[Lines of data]
--- begin ---

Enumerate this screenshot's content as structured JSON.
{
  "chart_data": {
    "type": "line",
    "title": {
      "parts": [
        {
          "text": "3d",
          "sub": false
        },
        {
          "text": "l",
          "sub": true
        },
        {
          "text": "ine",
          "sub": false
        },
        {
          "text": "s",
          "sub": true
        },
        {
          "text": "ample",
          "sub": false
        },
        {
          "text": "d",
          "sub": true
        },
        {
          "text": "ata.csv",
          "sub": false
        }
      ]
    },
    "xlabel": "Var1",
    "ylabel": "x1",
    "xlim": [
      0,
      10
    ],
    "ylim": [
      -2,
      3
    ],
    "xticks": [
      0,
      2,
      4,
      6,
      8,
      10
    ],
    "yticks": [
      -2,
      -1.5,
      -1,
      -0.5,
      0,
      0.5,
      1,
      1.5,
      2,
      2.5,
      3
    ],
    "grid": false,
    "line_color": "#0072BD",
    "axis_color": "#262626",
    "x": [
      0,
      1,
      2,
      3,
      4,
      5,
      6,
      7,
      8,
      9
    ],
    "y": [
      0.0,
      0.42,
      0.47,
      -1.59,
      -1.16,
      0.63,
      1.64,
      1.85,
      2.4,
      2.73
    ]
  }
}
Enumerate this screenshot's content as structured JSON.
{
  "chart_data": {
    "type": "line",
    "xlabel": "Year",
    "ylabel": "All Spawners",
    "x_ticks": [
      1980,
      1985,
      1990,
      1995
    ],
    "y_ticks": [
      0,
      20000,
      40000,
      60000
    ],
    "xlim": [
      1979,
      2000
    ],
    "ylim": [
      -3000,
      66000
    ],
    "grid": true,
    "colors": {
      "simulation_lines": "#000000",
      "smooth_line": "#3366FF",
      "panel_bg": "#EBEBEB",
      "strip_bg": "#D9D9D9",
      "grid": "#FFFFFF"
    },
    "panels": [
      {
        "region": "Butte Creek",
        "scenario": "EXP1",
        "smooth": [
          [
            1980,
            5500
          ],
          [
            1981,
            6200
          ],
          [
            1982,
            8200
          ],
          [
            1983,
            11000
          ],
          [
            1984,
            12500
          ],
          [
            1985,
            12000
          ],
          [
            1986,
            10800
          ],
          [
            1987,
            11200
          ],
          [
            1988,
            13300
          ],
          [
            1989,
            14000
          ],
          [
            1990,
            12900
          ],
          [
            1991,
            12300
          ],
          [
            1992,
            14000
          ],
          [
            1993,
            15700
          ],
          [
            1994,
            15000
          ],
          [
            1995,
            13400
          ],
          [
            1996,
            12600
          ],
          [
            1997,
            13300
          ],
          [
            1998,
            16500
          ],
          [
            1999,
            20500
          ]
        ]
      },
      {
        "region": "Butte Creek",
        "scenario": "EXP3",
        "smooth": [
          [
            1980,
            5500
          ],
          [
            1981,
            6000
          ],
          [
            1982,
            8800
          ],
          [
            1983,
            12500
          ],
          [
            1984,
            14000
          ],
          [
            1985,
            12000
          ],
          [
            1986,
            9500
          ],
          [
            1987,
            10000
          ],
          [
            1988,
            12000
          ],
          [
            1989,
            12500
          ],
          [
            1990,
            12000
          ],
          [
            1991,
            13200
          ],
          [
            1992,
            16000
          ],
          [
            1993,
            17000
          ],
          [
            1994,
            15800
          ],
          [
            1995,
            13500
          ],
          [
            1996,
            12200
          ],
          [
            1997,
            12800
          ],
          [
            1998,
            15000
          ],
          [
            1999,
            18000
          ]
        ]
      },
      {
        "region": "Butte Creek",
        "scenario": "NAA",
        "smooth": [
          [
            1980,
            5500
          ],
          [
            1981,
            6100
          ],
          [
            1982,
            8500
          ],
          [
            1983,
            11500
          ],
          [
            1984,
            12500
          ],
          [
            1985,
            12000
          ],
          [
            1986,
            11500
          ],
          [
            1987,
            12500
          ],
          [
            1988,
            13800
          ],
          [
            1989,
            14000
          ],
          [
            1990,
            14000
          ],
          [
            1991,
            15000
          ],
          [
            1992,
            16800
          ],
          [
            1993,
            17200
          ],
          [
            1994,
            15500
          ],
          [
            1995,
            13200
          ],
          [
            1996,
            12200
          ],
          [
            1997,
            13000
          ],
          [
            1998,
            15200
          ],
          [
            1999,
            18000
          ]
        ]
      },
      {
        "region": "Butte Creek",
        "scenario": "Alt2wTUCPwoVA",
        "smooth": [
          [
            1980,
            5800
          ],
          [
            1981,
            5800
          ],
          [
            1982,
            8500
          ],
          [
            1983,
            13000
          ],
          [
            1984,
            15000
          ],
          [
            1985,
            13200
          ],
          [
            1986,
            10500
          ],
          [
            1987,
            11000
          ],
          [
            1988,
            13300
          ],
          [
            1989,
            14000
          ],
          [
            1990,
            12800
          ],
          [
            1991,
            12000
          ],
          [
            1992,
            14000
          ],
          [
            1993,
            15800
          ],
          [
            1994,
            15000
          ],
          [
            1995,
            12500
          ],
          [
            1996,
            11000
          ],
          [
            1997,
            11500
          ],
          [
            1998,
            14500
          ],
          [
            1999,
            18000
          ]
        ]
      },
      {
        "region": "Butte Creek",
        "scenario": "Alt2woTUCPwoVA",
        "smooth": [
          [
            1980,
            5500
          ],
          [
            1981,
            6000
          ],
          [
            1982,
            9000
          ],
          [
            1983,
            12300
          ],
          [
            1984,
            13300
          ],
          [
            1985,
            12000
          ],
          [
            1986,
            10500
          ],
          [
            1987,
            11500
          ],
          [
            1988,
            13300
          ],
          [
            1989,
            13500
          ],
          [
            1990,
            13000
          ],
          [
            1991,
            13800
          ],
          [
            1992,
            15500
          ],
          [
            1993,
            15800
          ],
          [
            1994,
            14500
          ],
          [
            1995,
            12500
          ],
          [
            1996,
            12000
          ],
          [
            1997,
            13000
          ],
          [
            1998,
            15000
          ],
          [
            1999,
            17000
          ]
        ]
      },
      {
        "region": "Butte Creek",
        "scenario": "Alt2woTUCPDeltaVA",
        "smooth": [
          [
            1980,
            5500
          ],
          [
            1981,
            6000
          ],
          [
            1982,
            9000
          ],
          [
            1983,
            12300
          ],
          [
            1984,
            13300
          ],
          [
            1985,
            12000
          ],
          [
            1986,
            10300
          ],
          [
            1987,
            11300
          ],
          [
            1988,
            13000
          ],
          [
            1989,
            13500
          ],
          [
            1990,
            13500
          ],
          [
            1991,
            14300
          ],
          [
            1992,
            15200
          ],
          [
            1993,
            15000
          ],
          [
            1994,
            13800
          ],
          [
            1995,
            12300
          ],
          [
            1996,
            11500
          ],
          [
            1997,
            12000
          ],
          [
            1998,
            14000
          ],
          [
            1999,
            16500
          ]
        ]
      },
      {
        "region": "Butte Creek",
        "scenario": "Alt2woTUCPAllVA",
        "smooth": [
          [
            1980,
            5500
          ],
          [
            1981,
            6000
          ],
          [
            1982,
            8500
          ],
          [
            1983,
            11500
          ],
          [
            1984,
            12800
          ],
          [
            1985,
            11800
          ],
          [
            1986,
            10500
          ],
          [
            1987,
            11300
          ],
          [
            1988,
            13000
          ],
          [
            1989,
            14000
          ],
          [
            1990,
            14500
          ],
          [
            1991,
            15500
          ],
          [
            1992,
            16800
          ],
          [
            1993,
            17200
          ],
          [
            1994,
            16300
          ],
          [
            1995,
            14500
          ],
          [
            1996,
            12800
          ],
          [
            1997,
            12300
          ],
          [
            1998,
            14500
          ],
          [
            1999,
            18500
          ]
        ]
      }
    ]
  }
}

--- end ---

_Written problem_
The records above should be restated word for word, please.

_Response for this exercise_
Enumerate this screenshot's content as structured JSON.
{
  "chart_data": {
    "type": "line",
    "title": {
      "parts": [
        {
          "text": "3d",
          "sub": false
        },
        {
          "text": "l",
          "sub": true
        },
        {
          "text": "ine",
          "sub": false
        },
        {
          "text": "s",
          "sub": true
        },
        {
          "text": "ample",
          "sub": false
        },
        {
          "text": "d",
          "sub": true
        },
        {
          "text": "ata.csv",
          "sub": false
        }
      ]
    },
    "xlabel": "Var1",
    "ylabel": "x1",
    "xlim": [
      0,
      10
    ],
    "ylim": [
      -2,
      3
    ],
    "xticks": [
      0,
      2,
      4,
      6,
      8,
      10
    ],
    "yticks": [
      -2,
      -1.5,
      -1,
      -0.5,
      0,
      0.5,
      1,
      1.5,
      2,
      2.5,
      3
    ],
    "grid": false,
    "line_color": "#0072BD",
    "axis_color": "#262626",
    "x": [
      0,
      1,
      2,
      3,
      4,
      5,
      6,
      7,
      8,
      9
    ],
    "y": [
      0.0,
      0.42,
      0.47,
      -1.59,
      -1.16,
      0.63,
      1.64,
      1.85,
      2.4,
      2.73
    ]
  }
}
Enumerate this screenshot's content as structured JSON.
{
  "chart_data": {
    "type": "line",
    "xlabel": "Year",
    "ylabel": "All Spawners",
    "x_ticks": [
      1980,
      1985,
      1990,
      1995
    ],
    "y_ticks": [
      0,
      20000,
      40000,
      60000
    ],
    "xlim": [
      1979,
      2000
    ],
    "ylim": [
      -3000,
      66000
    ],
    "grid": true,
    "colors": {
      "simulation_lines": "#000000",
      "smooth_line": "#3366FF",
      "panel_bg": "#EBEBEB",
      "strip_bg": "#D9D9D9",
      "grid": "#FFFFFF"
    },
    "panels": [
      {
        "region": "Butte Creek",
        "scenario": "EXP1",
        "smooth": [
          [
            1980,
            5500
          ],
          [
            1981,
            6200
          ],
          [
            1982,
            8200
          ],
          [
            1983,
            11000
          ],
          [
            1984,
            12500
          ],
          [
            1985,
            12000
          ],
          [
            1986,
            10800
          ],
          [
            1987,
            11200
          ],
          [
            1988,
            13300
          ],
          [
            1989,
            14000
          ],
          [
            1990,
            12900
          ],
          [
            1991,
            12300
          ],
          [
            1992,
            14000
          ],
          [
            1993,
            15700
          ],
          [
            1994,
            15000
          ],
          [
            1995,
            13400
          ],
          [
            1996,
            12600
          ],
          [
            1997,
            13300
          ],
          [
            1998,
            16500
          ],
          [
            1999,
            20500
          ]
        ]
      },
      {
        "region": "Butte Creek",
        "scenario": "EXP3",
        "smooth": [
          [
            1980,
            5500
          ],
          [
            1981,
            6000
          ],
          [
            1982,
            8800
          ],
          [
            1983,
            12500
          ],
          [
            1984,
            14000
          ],
          [
            1985,
            12000
          ],
          [
            1986,
            9500
          ],
          [
            1987,
            10000
          ],
          [
            1988,
            12000
          ],
          [
            1989,
            12500
          ],
          [
            1990,
            12000
          ],
          [
            1991,
            13200
          ],
          [
            1992,
            16000
          ],
          [
            1993,
            17000
          ],
          [
            1994,
            15800
          ],
          [
            1995,
            13500
          ],
          [
            1996,
            12200
          ],
          [
            1997,
            12800
          ],
          [
            1998,
            15000
          ],
          [
            1999,
            18000
          ]
        ]
      },
      {
        "region": "Butte Creek",
        "scenario": "NAA",
        "smooth": [
          [
            1980,
            5500
          ],
          [
            1981,
            6100
          ],
          [
            1982,
            8500
          ],
          [
            1983,
            11500
          ],
          [
            1984,
            12500
          ],
          [
            1985,
            12000
          ],
          [
            1986,
            11500
          ],
          [
            1987,
            12500
          ],
          [
            1988,
            13800
          ],
          [
            1989,
            14000
          ],
          [
            1990,
            14000
          ],
          [
            1991,
            15000
          ],
          [
            1992,
            16800
          ],
          [
            1993,
            17200
          ],
          [
            1994,
            15500
          ],
          [
            1995,
            13200
          ],
          [
            1996,
            12200
          ],
          [
            1997,
            13000
          ],
          [
            1998,
            15200
          ],
          [
            1999,
            18000
          ]
        ]
      },
      {
        "region": "Butte Creek",
        "scenario": "Alt2wTUCPwoVA",
        "smooth": [
          [
            1980,
            5800
          ],
          [
            1981,
            5800
          ],
          [
            1982,
            8500
          ],
          [
            1983,
            13000
          ],
          [
            1984,
            15000
          ],
          [
            1985,
            13200
          ],
          [
            1986,
            10500
          ],
          [
            1987,
            11000
          ],
          [
            1988,
            13300
          ],
          [
            1989,
            14000
          ],
          [
            1990,
            12800
          ],
          [
            1991,
            12000
          ],
          [
            1992,
            14000
          ],
          [
            1993,
            15800
          ],
          [
            1994,
            15000
          ],
          [
            1995,
            12500
          ],
          [
            1996,
            11000
          ],
          [
            1997,
            11500
          ],
          [
            1998,
            14500
          ],
          [
            1999,
            18000
          ]
        ]
      },
      {
        "region": "Butte Creek",
        "scenario": "Alt2woTUCPwoVA",
        "smooth": [
          [
            1980,
            5500
          ],
          [
            1981,
            6000
          ],
          [
            1982,
            9000
          ],
          [
            1983,
            12300
          ],
          [
            1984,
            13300
          ],
          [
            1985,
            12000
          ],
          [
            1986,
            10500
          ],
          [
            1987,
            11500
          ],
          [
            1988,
            13300
          ],
          [
            1989,
            13500
          ],
          [
            1990,
            13000
          ],
          [
            1991,
            13800
          ],
          [
            1992,
            15500
          ],
          [
            1993,
            15800
          ],
          [
            1994,
            14500
          ],
          [
            1995,
            12500
          ],
          [
            1996,
            12000
          ],
          [
            1997,
            13000
          ],
          [
            1998,
            15000
          ],
          [
            1999,
            17000
          ]
        ]
      },
      {
        "region": "Butte Creek",
        "scenario": "Alt2woTUCPDeltaVA",
        "smooth": [
          [
            1980,
            5500
          ],
          [
            1981,
            6000
          ],
          [
            1982,
            9000
          ],
          [
            1983,
            12300
          ],
          [
            1984,
            13300
          ],
          [
            1985,
            12000
          ],
          [
            1986,
            10300
          ],
          [
            1987,
            11300
          ],
          [
            1988,
            13000
          ],
          [
            1989,
            13500
          ],
          [
            1990,
            13500
          ],
          [
            1991,
            14300
          ],
          [
            1992,
            15200
          ],
          [
            1993,
            15000
          ],
          [
            1994,
            13800
          ],
          [
            1995,
            12300
          ],
          [
            1996,
            11500
          ],
          [
            1997,
            12000
          ],
          [
            1998,
            14000
          ],
          [
            1999,
            16500
          ]
        ]
      },
      {
        "region": "Butte Creek",
        "scenario": "Alt2woTUCPAllVA",
        "smooth": [
          [
            1980,
            5500
          ],
          [
            1981,
            6000
          ],
          [
            1982,
            8500
          ],
          [
            1983,
            11500
          ],
          [
            1984,
            12800
          ],
          [
            1985,
            11800
          ],
          [
            1986,
            10500
          ],
          [
            1987,
            11300
          ],
          [
            1988,
            13000
          ],
          [
            1989,
            14000
          ],
          [
            1990,
            14500
          ],
          [
            1991,
            15500
          ],
          [
            1992,
            16800
          ],
          [
            1993,
            17200
          ],
          [
            1994,
            16300
          ],
          [
            1995,
            14500
          ],
          [
            1996,
            12800
          ],
          [
            1997,
            12300
          ],
          [
            1998,
            14500
          ],
          [
            1999,
            18500
          ]
        ]
      }
    ]
  }
}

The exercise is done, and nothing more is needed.